Saved data entries
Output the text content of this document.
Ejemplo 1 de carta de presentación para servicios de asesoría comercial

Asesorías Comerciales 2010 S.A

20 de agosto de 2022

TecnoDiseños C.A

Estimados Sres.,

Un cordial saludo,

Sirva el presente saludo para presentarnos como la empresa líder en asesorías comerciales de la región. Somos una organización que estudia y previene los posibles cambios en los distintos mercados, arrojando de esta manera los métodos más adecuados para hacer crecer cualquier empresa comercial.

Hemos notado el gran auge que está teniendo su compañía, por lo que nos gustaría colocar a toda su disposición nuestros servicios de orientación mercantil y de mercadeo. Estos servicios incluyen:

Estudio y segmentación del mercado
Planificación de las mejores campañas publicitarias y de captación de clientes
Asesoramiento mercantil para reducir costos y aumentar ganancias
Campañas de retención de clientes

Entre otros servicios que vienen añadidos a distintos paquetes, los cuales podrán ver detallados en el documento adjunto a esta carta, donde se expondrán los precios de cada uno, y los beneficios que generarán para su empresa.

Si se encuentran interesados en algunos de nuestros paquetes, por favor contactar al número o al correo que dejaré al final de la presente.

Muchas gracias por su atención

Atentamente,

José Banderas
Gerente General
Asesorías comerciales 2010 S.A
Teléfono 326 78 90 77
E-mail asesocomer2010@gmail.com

» Task
All of the data must be returned exactly.

» Solution for this problem
Output the text content of this document.
Ejemplo 1 de carta de presentación para servicios de asesoría comercial

Asesorías Comerciales 2010 S.A

20 de agosto de 2022

TecnoDiseños C.A

Estimados Sres.,

Un cordial saludo,

Sirva el presente saludo para presentarnos como la empresa líder en asesorías comerciales de la región. Somos una organización que estudia y previene los posibles cambios en los distintos mercados, arrojando de esta manera los métodos más adecuados para hacer crecer cualquier empresa comercial.

Hemos notado el gran auge que está teniendo su compañía, por lo que nos gustaría colocar a toda su disposición nuestros servicios de orientación mercantil y de mercadeo. Estos servicios incluyen:

Estudio y segmentación del mercado
Planificación de las mejores campañas publicitarias y de captación de clientes
Asesoramiento mercantil para reducir costos y aumentar ganancias
Campañas de retención de clientes

Entre otros servicios que vienen añadidos a distintos paquetes, los cuales podrán ver detallados en el documento adjunto a esta carta, donde se expondrán los precios de cada uno, y los beneficios que generarán para su empresa.

Si se encuentran interesados en algunos de nuestros paquetes, por favor contactar al número o al correo que dejaré al final de la presente.

Muchas gracias por su atención

Atentamente,

José Banderas
Gerente General
Asesorías comerciales 2010 S.A
Teléfono 326 78 90 77
E-mail asesocomer2010@gmail.com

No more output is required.